_RECORDS PROVIDED_
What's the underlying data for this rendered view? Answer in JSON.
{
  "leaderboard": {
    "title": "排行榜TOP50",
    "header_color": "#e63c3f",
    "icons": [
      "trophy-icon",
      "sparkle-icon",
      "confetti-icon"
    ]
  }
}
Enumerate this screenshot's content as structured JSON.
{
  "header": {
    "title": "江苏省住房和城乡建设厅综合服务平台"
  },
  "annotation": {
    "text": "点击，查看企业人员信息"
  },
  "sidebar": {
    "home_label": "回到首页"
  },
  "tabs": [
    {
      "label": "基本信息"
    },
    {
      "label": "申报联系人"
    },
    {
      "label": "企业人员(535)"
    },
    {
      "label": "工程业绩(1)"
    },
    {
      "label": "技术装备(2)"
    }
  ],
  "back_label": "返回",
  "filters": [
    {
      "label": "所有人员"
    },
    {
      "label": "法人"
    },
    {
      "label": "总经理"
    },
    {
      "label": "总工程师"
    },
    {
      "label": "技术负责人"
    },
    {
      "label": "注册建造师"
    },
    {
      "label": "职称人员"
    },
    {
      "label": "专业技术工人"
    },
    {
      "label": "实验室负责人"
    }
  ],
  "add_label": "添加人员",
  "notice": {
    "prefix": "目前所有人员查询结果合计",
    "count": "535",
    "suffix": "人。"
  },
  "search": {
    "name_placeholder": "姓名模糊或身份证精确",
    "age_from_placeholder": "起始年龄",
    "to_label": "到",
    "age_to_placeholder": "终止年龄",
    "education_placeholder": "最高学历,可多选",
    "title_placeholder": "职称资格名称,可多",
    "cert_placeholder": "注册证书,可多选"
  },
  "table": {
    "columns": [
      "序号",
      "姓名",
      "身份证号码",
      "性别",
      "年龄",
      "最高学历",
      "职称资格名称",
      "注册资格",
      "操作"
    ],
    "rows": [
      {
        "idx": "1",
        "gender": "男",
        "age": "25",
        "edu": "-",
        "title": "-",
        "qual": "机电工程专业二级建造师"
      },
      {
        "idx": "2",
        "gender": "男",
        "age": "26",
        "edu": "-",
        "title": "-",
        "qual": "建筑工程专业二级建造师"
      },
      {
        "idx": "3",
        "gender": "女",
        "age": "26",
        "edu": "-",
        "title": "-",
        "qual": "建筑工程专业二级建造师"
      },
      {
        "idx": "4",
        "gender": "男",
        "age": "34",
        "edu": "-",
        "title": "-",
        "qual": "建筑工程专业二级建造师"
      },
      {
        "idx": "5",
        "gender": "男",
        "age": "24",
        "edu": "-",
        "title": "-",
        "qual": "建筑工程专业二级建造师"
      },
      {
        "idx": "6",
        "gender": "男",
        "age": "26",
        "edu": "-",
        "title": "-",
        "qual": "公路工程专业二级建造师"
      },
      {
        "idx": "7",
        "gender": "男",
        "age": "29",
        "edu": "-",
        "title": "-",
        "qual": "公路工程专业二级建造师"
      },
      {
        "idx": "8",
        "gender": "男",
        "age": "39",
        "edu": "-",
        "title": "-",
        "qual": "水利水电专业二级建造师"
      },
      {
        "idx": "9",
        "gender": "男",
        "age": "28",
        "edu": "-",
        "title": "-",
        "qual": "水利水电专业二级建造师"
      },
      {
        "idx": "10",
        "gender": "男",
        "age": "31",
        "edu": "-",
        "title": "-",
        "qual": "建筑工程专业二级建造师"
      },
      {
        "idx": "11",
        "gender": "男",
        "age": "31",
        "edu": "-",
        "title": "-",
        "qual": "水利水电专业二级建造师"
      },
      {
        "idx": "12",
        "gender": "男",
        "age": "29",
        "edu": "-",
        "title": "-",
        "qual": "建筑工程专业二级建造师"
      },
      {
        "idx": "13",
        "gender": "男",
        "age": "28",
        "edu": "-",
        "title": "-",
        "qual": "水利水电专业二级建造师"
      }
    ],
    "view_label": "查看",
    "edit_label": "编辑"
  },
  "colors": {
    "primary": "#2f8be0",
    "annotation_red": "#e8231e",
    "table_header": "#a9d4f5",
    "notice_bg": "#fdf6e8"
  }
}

_WHAT NEEDS TO BE DONE_
Write each line above out exactly.

_ANSWER IN FULL_
What's the underlying data for this rendered view? Answer in JSON.
{
  "leaderboard": {
    "title": "排行榜TOP50",
    "header_color": "#e63c3f",
    "icons": [
      "trophy-icon",
      "sparkle-icon",
      "confetti-icon"
    ]
  }
}
Enumerate this screenshot's content as structured JSON.
{
  "header": {
    "title": "江苏省住房和城乡建设厅综合服务平台"
  },
  "annotation": {
    "text": "点击，查看企业人员信息"
  },
  "sidebar": {
    "home_label": "回到首页"
  },
  "tabs": [
    {
      "label": "基本信息"
    },
    {
      "label": "申报联系人"
    },
    {
      "label": "企业人员(535)"
    },
    {
      "label": "工程业绩(1)"
    },
    {
      "label": "技术装备(2)"
    }
  ],
  "back_label": "返回",
  "filters": [
    {
      "label": "所有人员"
    },
    {
      "label": "法人"
    },
    {
      "label": "总经理"
    },
    {
      "label": "总工程师"
    },
    {
      "label": "技术负责人"
    },
    {
      "label": "注册建造师"
    },
    {
      "label": "职称人员"
    },
    {
      "label": "专业技术工人"
    },
    {
      "label": "实验室负责人"
    }
  ],
  "add_label": "添加人员",
  "notice": {
    "prefix": "目前所有人员查询结果合计",
    "count": "535",
    "suffix": "人。"
  },
  "search": {
    "name_placeholder": "姓名模糊或身份证精确",
    "age_from_placeholder": "起始年龄",
    "to_label": "到",
    "age_to_placeholder": "终止年龄",
    "education_placeholder": "最高学历,可多选",
    "title_placeholder": "职称资格名称,可多",
    "cert_placeholder": "注册证书,可多选"
  },
  "table": {
    "columns": [
      "序号",
      "姓名",
      "身份证号码",
      "性别",
      "年龄",
      "最高学历",
      "职称资格名称",
      "注册资格",
      "操作"
    ],
    "rows": [
      {
        "idx": "1",
        "gender": "男",
        "age": "25",
        "edu": "-",
        "title": "-",
        "qual": "机电工程专业二级建造师"
      },
      {
        "idx": "2",
        "gender": "男",
        "age": "26",
        "edu": "-",
        "title": "-",
        "qual": "建筑工程专业二级建造师"
      },
      {
        "idx": "3",
        "gender": "女",
        "age": "26",
        "edu": "-",
        "title": "-",
        "qual": "建筑工程专业二级建造师"
      },
      {
        "idx": "4",
        "gender": "男",
        "age": "34",
        "edu": "-",
        "title": "-",
        "qual": "建筑工程专业二级建造师"
      },
      {
        "idx": "5",
        "gender": "男",
        "age": "24",
        "edu": "-",
        "title": "-",
        "qual": "建筑工程专业二级建造师"
      },
      {
        "idx": "6",
        "gender": "男",
        "age": "26",
        "edu": "-",
        "title": "-",
        "qual": "公路工程专业二级建造师"
      },
      {
        "idx": "7",
        "gender": "男",
        "age": "29",
        "edu": "-",
        "title": "-",
        "qual": "公路工程专业二级建造师"
      },
      {
        "idx": "8",
        "gender": "男",
        "age": "39",
        "edu": "-",
        "title": "-",
        "qual": "水利水电专业二级建造师"
      },
      {
        "idx": "9",
        "gender": "男",
        "age": "28",
        "edu": "-",
        "title": "-",
        "qual": "水利水电专业二级建造师"
      },
      {
        "idx": "10",
        "gender": "男",
        "age": "31",
        "edu": "-",
        "title": "-",
        "qual": "建筑工程专业二级建造师"
      },
      {
        "idx": "11",
        "gender": "男",
        "age": "31",
        "edu": "-",
        "title": "-",
        "qual": "水利水电专业二级建造师"
      },
      {
        "idx": "12",
        "gender": "男",
        "age": "29",
        "edu": "-",
        "title": "-",
        "qual": "建筑工程专业二级建造师"
      },
      {
        "idx": "13",
        "gender": "男",
        "age": "28",
        "edu": "-",
        "title": "-",
        "qual": "水利水电专业二级建造师"
      }
    ],
    "view_label": "查看",
    "edit_label": "编辑"
  },
  "colors": {
    "primary": "#2f8be0",
    "annotation_red": "#e8231e",
    "table_header": "#a9d4f5",
    "notice_bg": "#fdf6e8"
  }
}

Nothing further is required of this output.